+++ DATA PROVIDED +++

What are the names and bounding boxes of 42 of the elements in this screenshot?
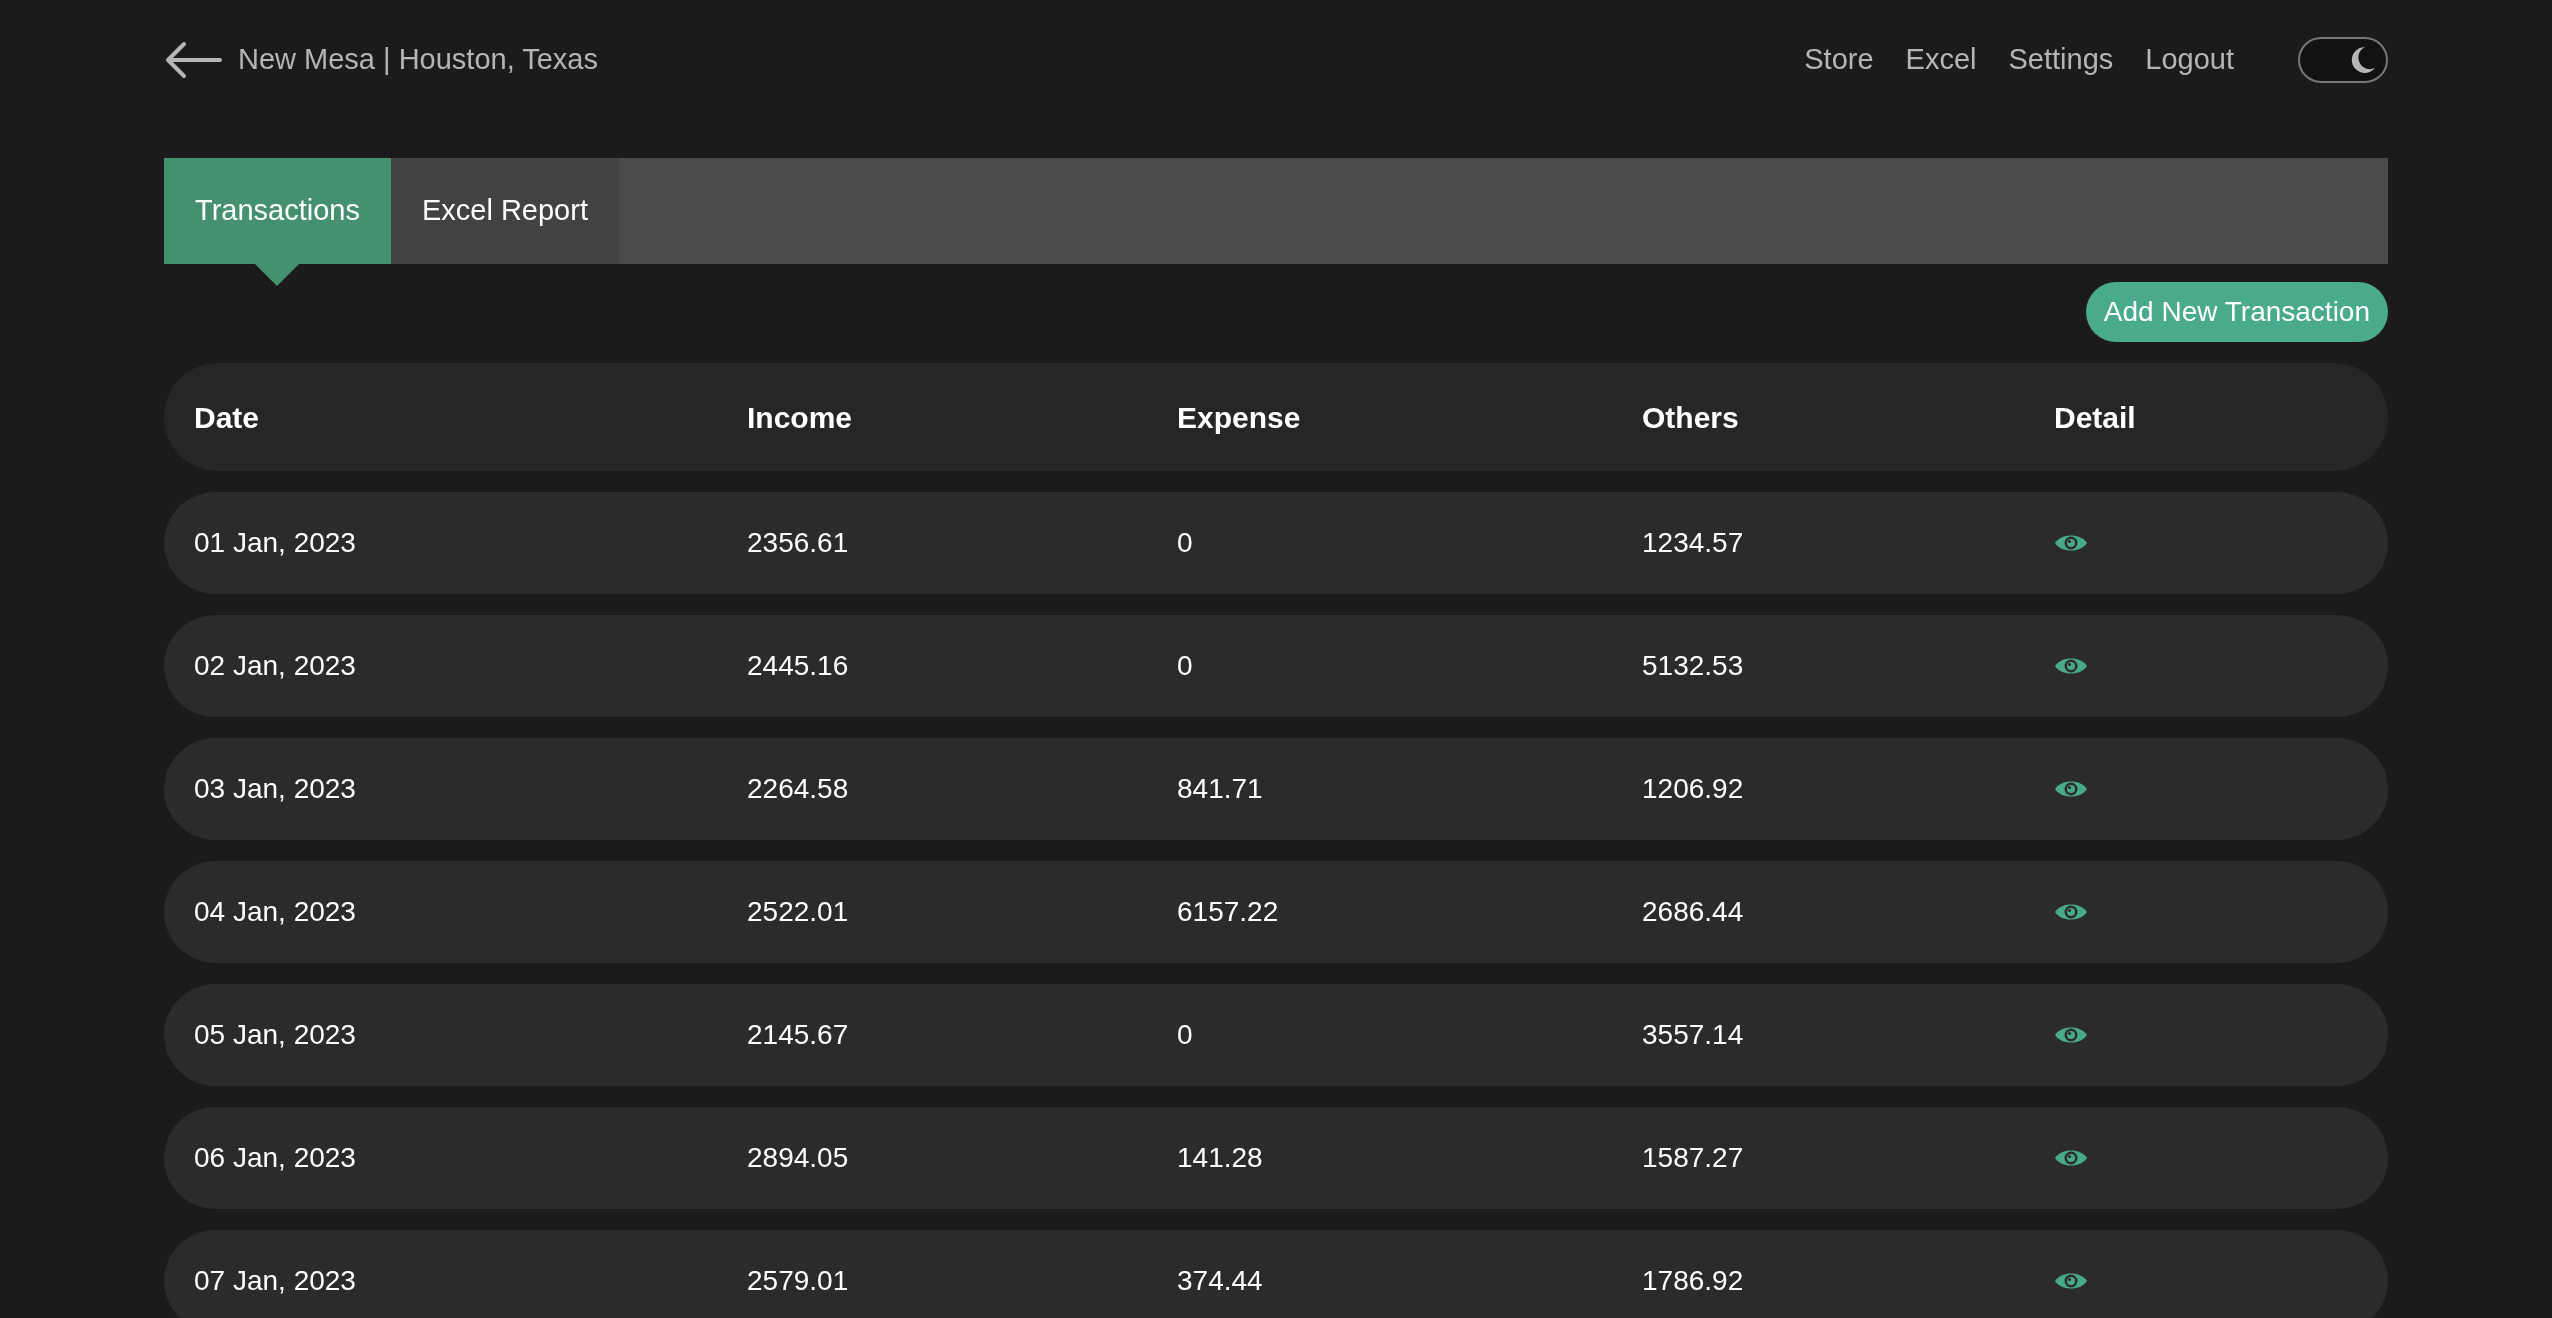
nav-link[interactable]: Logout xyxy=(2145,38,2234,82)
others-cell-text: 2686.44 xyxy=(1642,895,1745,929)
back-arrow-icon[interactable] xyxy=(164,41,222,79)
date-cell-text: 06 Jan, 2023 xyxy=(194,1141,357,1175)
expense-cell-text: 841.71 xyxy=(1177,772,1264,806)
column-header: Expense xyxy=(1177,399,1302,436)
income-cell-text: 2445.16 xyxy=(747,649,850,683)
date-cell-text: 07 Jan, 2023 xyxy=(194,1264,357,1298)
income-cell-text: 2356.61 xyxy=(747,526,850,560)
expense-cell-text: 374.44 xyxy=(1177,1264,1264,1298)
column-header: Income xyxy=(747,399,854,436)
expense-cell-text: 6157.22 xyxy=(1177,895,1280,929)
nav-link[interactable]: Settings xyxy=(2008,38,2114,82)
income-cell-text: 2264.58 xyxy=(747,772,850,806)
expense-cell-text: 0 xyxy=(1177,1018,1194,1052)
date-cell-text: 02 Jan, 2023 xyxy=(194,649,357,683)
column-header: Date xyxy=(194,399,261,436)
others-cell-text: 3557.14 xyxy=(1642,1018,1745,1052)
income-cell-text: 2894.05 xyxy=(747,1141,850,1175)
date-cell-text: 01 Jan, 2023 xyxy=(194,526,357,560)
date-cell-text: 03 Jan, 2023 xyxy=(194,772,357,806)
others-cell-text: 1786.92 xyxy=(1642,1264,1745,1298)
tab-pointer xyxy=(255,264,300,286)
income-cell-text: 2522.01 xyxy=(747,895,850,929)
date-cell-text: 05 Jan, 2023 xyxy=(194,1018,357,1052)
others-cell-text: 1206.92 xyxy=(1642,772,1745,806)
others-cell-text: 1587.27 xyxy=(1642,1141,1745,1175)
expense-cell-text: 141.28 xyxy=(1177,1141,1264,1175)
others-cell-text: 1234.57 xyxy=(1642,526,1745,560)
nav-link[interactable]: Excel xyxy=(1905,38,1977,82)
others-cell-text: 5132.53 xyxy=(1642,649,1745,683)
income-cell-text: 2579.01 xyxy=(747,1264,850,1298)
income-cell-text: 2145.67 xyxy=(747,1018,850,1052)
expense-cell-text: 0 xyxy=(1177,526,1194,560)
date-cell-text: 04 Jan, 2023 xyxy=(194,895,357,929)
column-header: Others xyxy=(1642,399,1740,436)
column-header: Detail xyxy=(2054,399,2137,436)
tab[interactable]: Excel Report xyxy=(390,158,619,264)
expense-cell-text: 0 xyxy=(1177,649,1194,683)
dark-mode-toggle[interactable] xyxy=(2298,37,2388,83)
page-title: New Mesa | Houston, Texas xyxy=(238,42,598,78)
nav-link[interactable]: Store xyxy=(1804,38,1874,82)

+++

Transcribe the rows above verbatim, beginning at the line that contains "nav-link[interactable]: Logout xyxy=(2145,38,2234,82)" and stopping after the line that contains "income-cell-text: 2264.58 xyxy=(747,772,850,806)".

nav-link[interactable]: Logout xyxy=(2145,38,2234,82)
others-cell-text: 2686.44 xyxy=(1642,895,1745,929)
back-arrow-icon[interactable] xyxy=(164,41,222,79)
date-cell-text: 06 Jan, 2023 xyxy=(194,1141,357,1175)
expense-cell-text: 841.71 xyxy=(1177,772,1264,806)
column-header: Expense xyxy=(1177,399,1302,436)
income-cell-text: 2445.16 xyxy=(747,649,850,683)
date-cell-text: 07 Jan, 2023 xyxy=(194,1264,357,1298)
income-cell-text: 2356.61 xyxy=(747,526,850,560)
expense-cell-text: 374.44 xyxy=(1177,1264,1264,1298)
column-header: Income xyxy=(747,399,854,436)
expense-cell-text: 6157.22 xyxy=(1177,895,1280,929)
nav-link[interactable]: Settings xyxy=(2008,38,2114,82)
income-cell-text: 2264.58 xyxy=(747,772,850,806)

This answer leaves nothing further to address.